Exercise — Every record here should be printed again exactly.

Some records
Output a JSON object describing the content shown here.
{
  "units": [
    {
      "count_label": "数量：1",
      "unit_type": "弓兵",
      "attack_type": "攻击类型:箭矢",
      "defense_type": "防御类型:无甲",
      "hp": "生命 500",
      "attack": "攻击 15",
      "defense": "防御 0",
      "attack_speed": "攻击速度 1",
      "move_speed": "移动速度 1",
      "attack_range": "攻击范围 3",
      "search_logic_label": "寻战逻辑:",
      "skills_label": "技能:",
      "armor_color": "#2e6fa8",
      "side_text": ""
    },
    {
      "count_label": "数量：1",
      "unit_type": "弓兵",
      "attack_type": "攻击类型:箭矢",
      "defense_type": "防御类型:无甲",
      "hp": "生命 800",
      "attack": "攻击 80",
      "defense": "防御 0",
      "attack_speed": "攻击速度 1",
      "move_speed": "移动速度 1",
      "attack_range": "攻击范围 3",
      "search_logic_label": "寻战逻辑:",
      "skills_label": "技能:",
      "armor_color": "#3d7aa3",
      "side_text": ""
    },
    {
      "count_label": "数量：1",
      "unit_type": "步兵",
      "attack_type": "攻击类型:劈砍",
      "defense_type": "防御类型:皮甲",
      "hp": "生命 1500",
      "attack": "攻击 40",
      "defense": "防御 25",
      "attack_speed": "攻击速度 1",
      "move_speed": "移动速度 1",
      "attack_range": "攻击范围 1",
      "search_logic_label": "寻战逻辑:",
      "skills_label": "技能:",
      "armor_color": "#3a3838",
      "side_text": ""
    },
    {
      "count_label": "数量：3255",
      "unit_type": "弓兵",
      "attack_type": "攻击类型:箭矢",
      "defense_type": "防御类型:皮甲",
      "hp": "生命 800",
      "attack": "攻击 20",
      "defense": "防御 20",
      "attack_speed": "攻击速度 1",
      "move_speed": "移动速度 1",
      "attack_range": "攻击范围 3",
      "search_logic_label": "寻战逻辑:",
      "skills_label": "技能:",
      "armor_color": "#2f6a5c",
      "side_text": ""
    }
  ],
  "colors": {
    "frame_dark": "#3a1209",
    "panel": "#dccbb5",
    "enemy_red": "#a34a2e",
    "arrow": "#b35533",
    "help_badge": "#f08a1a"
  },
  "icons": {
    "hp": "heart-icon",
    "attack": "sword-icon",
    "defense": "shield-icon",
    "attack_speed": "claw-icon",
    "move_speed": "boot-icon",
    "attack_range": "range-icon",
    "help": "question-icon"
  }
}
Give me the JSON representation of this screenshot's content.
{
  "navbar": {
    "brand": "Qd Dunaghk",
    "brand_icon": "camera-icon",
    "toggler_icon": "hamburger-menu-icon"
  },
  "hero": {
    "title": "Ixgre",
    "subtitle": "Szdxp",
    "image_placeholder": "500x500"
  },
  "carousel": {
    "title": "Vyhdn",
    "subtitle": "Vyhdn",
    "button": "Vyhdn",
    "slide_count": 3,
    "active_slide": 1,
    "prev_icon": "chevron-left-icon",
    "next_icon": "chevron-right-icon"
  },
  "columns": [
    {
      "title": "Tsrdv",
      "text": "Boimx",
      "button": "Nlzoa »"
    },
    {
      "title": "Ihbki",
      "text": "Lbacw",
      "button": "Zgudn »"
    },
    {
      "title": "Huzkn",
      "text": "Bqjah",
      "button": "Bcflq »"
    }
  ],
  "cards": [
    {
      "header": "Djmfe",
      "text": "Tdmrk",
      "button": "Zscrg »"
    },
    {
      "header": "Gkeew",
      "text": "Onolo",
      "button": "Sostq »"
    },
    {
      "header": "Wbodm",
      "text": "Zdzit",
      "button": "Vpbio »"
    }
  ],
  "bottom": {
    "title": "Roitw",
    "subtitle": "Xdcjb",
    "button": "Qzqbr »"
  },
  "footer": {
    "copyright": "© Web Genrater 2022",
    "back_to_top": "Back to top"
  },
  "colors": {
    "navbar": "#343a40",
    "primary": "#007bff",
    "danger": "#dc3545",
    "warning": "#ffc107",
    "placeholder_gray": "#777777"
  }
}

Task response —
Output a JSON object describing the content shown here.
{
  "units": [
    {
      "count_label": "数量：1",
      "unit_type": "弓兵",
      "attack_type": "攻击类型:箭矢",
      "defense_type": "防御类型:无甲",
      "hp": "生命 500",
      "attack": "攻击 15",
      "defense": "防御 0",
      "attack_speed": "攻击速度 1",
      "move_speed": "移动速度 1",
      "attack_range": "攻击范围 3",
      "search_logic_label": "寻战逻辑:",
      "skills_label": "技能:",
      "armor_color": "#2e6fa8",
      "side_text": ""
    },
    {
      "count_label": "数量：1",
      "unit_type": "弓兵",
      "attack_type": "攻击类型:箭矢",
      "defense_type": "防御类型:无甲",
      "hp": "生命 800",
      "attack": "攻击 80",
      "defense": "防御 0",
      "attack_speed": "攻击速度 1",
      "move_speed": "移动速度 1",
      "attack_range": "攻击范围 3",
      "search_logic_label": "寻战逻辑:",
      "skills_label": "技能:",
      "armor_color": "#3d7aa3",
      "side_text": ""
    },
    {
      "count_label": "数量：1",
      "unit_type": "步兵",
      "attack_type": "攻击类型:劈砍",
      "defense_type": "防御类型:皮甲",
      "hp": "生命 1500",
      "attack": "攻击 40",
      "defense": "防御 25",
      "attack_speed": "攻击速度 1",
      "move_speed": "移动速度 1",
      "attack_range": "攻击范围 1",
      "search_logic_label": "寻战逻辑:",
      "skills_label": "技能:",
      "armor_color": "#3a3838",
      "side_text": ""
    },
    {
      "count_label": "数量：3255",
      "unit_type": "弓兵",
      "attack_type": "攻击类型:箭矢",
      "defense_type": "防御类型:皮甲",
      "hp": "生命 800",
      "attack": "攻击 20",
      "defense": "防御 20",
      "attack_speed": "攻击速度 1",
      "move_speed": "移动速度 1",
      "attack_range": "攻击范围 3",
      "search_logic_label": "寻战逻辑:",
      "skills_label": "技能:",
      "armor_color": "#2f6a5c",
      "side_text": ""
    }
  ],
  "colors": {
    "frame_dark": "#3a1209",
    "panel": "#dccbb5",
    "enemy_red": "#a34a2e",
    "arrow": "#b35533",
    "help_badge": "#f08a1a"
  },
  "icons": {
    "hp": "heart-icon",
    "attack": "sword-icon",
    "defense": "shield-icon",
    "attack_speed": "claw-icon",
    "move_speed": "boot-icon",
    "attack_range": "range-icon",
    "help": "question-icon"
  }
}
Give me the JSON representation of this screenshot's content.
{
  "navbar": {
    "brand": "Qd Dunaghk",
    "brand_icon": "camera-icon",
    "toggler_icon": "hamburger-menu-icon"
  },
  "hero": {
    "title": "Ixgre",
    "subtitle": "Szdxp",
    "image_placeholder": "500x500"
  },
  "carousel": {
    "title": "Vyhdn",
    "subtitle": "Vyhdn",
    "button": "Vyhdn",
    "slide_count": 3,
    "active_slide": 1,
    "prev_icon": "chevron-left-icon",
    "next_icon": "chevron-right-icon"
  },
  "columns": [
    {
      "title": "Tsrdv",
      "text": "Boimx",
      "button": "Nlzoa »"
    },
    {
      "title": "Ihbki",
      "text": "Lbacw",
      "button": "Zgudn »"
    },
    {
      "title": "Huzkn",
      "text": "Bqjah",
      "button": "Bcflq »"
    }
  ],
  "cards": [
    {
      "header": "Djmfe",
      "text": "Tdmrk",
      "button": "Zscrg »"
    },
    {
      "header": "Gkeew",
      "text": "Onolo",
      "button": "Sostq »"
    },
    {
      "header": "Wbodm",
      "text": "Zdzit",
      "button": "Vpbio »"
    }
  ],
  "bottom": {
    "title": "Roitw",
    "subtitle": "Xdcjb",
    "button": "Qzqbr »"
  },
  "footer": {
    "copyright": "© Web Genrater 2022",
    "back_to_top": "Back to top"
  },
  "colors": {
    "navbar": "#343a40",
    "primary": "#007bff",
    "danger": "#dc3545",
    "warning": "#ffc107",
    "placeholder_gray": "#777777"
  }
}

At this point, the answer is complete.